# Work required:
Identify each line in the records below that contains the word "المالك", and copy it.

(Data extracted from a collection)
::::::::
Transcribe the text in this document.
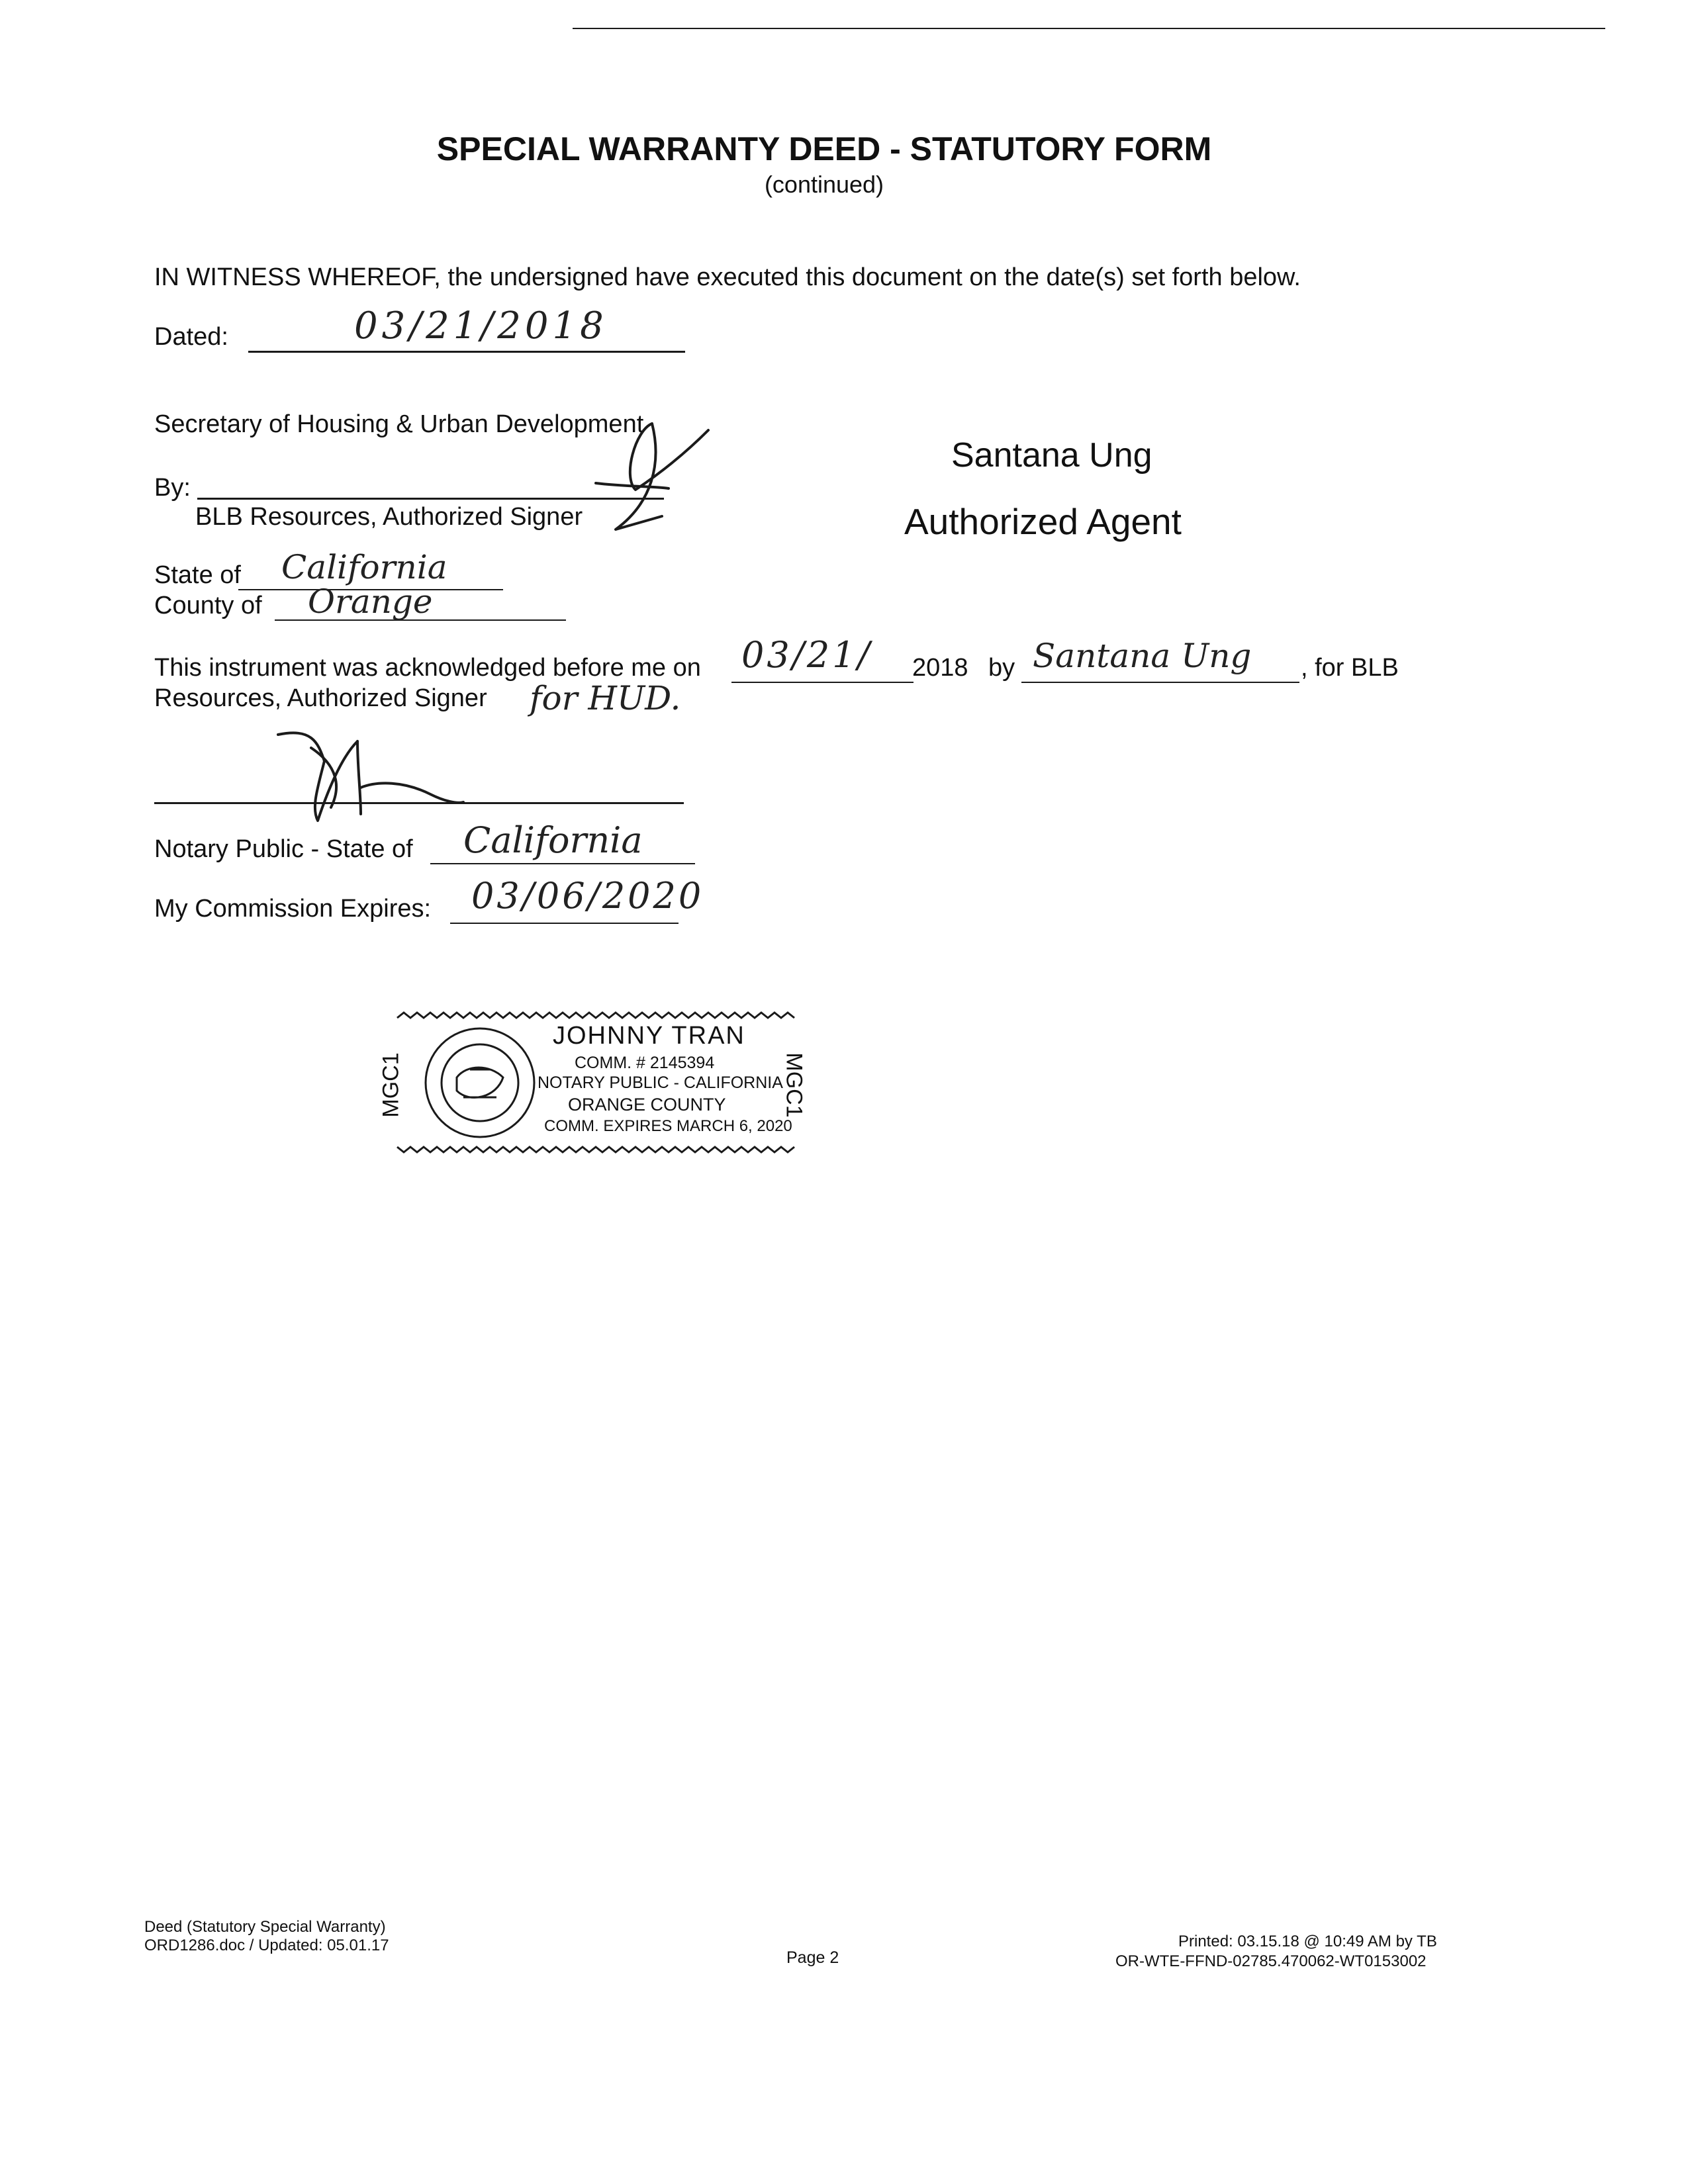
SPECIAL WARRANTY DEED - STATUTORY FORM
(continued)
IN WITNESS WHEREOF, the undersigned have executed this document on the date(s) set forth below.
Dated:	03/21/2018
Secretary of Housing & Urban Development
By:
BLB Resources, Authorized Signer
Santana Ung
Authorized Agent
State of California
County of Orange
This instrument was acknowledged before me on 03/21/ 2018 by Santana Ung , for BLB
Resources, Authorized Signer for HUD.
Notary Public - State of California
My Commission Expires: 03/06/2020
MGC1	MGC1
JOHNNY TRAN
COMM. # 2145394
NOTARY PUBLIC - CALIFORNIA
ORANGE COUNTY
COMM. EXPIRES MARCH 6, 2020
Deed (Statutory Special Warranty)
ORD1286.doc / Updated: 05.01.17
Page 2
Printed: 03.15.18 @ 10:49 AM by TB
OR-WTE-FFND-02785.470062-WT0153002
::::::::
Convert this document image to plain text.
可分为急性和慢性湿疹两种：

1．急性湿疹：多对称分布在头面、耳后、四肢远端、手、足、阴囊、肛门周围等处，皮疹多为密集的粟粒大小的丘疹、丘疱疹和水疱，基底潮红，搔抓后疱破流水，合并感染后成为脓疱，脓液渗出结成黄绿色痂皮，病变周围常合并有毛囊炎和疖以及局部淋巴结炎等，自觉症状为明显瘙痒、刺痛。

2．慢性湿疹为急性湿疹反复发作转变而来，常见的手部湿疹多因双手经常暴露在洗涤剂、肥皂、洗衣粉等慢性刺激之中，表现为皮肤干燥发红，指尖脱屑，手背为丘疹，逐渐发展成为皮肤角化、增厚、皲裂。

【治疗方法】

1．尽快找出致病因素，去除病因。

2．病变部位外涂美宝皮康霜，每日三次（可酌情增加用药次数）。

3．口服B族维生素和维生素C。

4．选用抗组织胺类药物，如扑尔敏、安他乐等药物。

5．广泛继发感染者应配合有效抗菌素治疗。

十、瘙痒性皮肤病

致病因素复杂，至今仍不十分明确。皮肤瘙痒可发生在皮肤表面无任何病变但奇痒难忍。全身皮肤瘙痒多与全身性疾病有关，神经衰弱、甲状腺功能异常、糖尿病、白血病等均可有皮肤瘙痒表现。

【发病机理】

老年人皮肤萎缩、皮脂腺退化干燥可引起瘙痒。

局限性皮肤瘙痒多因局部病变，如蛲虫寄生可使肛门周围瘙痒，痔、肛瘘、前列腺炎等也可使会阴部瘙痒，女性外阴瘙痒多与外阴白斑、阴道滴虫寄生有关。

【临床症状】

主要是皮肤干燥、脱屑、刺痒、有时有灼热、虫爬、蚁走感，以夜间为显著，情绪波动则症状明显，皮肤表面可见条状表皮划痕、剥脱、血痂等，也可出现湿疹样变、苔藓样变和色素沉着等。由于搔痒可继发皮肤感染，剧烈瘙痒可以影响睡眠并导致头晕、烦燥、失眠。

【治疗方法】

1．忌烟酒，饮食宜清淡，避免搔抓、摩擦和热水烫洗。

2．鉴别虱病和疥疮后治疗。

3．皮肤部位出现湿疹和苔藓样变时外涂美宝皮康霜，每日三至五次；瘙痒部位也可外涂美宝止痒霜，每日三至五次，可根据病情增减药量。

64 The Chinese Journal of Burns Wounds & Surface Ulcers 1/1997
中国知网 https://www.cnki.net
::::::::
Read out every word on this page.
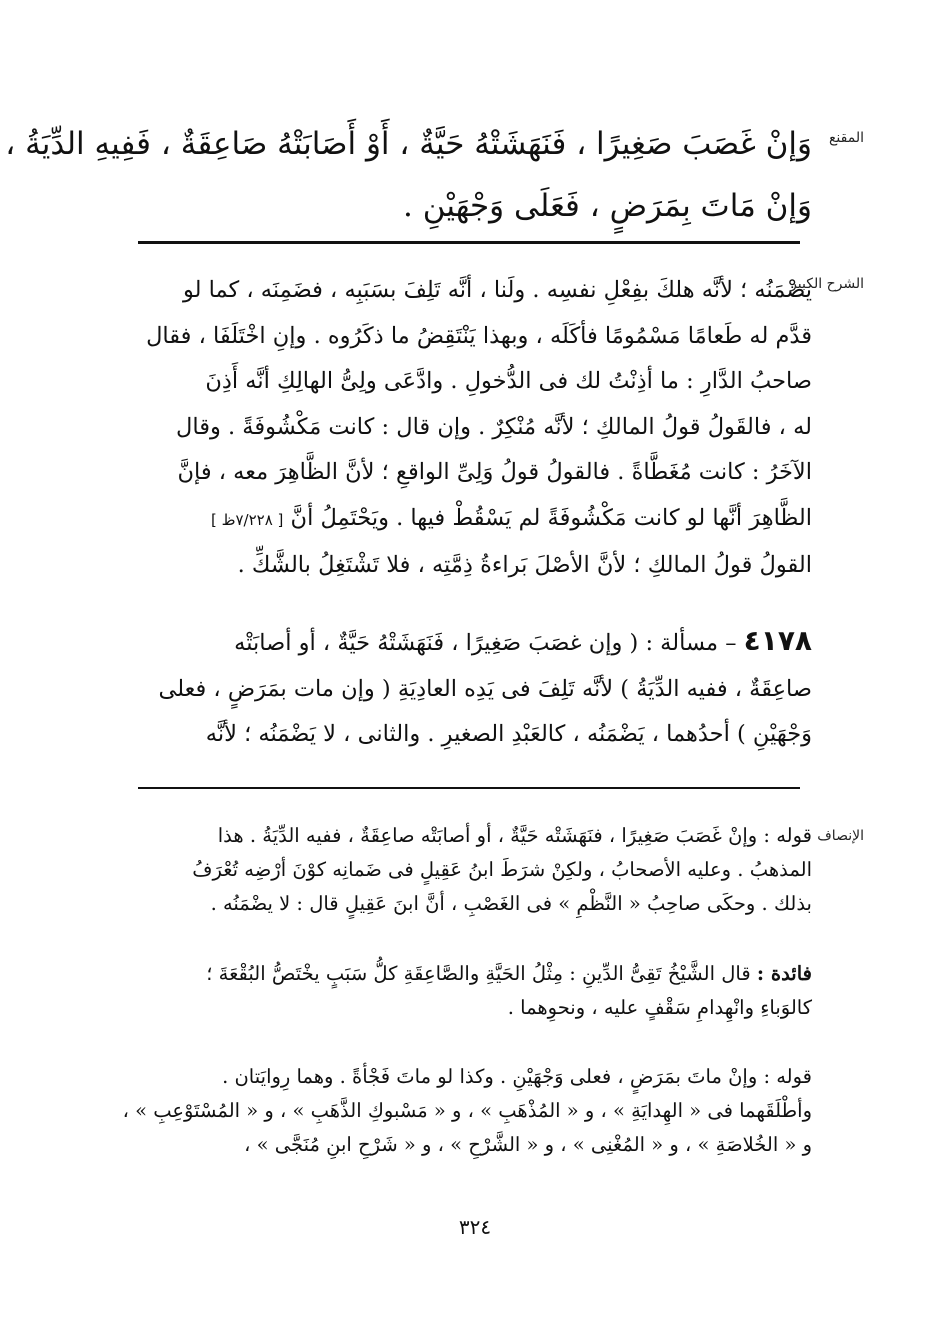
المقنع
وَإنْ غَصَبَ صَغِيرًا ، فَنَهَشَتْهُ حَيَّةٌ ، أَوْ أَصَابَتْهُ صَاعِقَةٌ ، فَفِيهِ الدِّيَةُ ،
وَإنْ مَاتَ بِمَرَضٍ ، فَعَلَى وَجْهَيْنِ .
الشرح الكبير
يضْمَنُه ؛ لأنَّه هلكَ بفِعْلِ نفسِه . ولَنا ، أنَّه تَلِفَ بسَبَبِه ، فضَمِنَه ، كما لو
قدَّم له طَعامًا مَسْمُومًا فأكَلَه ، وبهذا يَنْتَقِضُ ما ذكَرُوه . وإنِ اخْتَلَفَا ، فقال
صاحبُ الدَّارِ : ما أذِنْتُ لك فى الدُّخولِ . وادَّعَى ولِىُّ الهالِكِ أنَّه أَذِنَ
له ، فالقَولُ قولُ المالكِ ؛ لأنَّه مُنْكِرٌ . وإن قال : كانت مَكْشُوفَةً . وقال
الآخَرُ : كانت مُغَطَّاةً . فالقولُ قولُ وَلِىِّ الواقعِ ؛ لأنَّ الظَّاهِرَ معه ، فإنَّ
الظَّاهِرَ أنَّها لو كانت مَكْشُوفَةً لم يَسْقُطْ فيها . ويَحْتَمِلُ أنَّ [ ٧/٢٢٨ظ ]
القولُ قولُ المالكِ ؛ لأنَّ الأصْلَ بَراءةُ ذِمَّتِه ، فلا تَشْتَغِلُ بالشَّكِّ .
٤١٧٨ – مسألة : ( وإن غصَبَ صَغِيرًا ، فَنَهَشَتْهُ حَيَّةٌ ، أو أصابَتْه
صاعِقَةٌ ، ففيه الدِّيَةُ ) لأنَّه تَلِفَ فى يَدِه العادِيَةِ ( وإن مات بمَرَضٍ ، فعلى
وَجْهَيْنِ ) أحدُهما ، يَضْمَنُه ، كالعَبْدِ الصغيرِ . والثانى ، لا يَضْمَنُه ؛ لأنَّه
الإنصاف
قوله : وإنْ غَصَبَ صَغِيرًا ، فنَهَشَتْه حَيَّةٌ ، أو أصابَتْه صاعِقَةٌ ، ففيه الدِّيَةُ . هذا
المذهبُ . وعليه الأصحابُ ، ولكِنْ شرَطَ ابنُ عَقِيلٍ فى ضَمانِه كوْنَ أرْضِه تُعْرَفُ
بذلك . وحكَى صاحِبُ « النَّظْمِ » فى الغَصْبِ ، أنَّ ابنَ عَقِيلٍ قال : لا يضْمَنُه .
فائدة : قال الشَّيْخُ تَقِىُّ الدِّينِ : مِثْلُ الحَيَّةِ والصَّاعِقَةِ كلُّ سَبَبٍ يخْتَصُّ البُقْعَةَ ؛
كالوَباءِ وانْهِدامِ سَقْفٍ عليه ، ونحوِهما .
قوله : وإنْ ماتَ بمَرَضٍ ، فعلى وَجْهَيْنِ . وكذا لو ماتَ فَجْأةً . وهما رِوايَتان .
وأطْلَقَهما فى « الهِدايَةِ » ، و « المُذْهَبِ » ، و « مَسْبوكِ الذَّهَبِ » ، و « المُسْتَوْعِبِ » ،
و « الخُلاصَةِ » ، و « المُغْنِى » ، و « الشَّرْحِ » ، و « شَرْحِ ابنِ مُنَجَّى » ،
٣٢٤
::::::::
# Response:
له ، فالقَولُ قولُ المالكِ ؛ لأنَّه مُنْكِرٌ . وإن قال : كانت مَكْشُوفَةً . وقال
القولُ قولُ المالكِ ؛ لأنَّ الأصْلَ بَراءةُ ذِمَّتِه ، فلا تَشْتَغِلُ بالشَّكِّ .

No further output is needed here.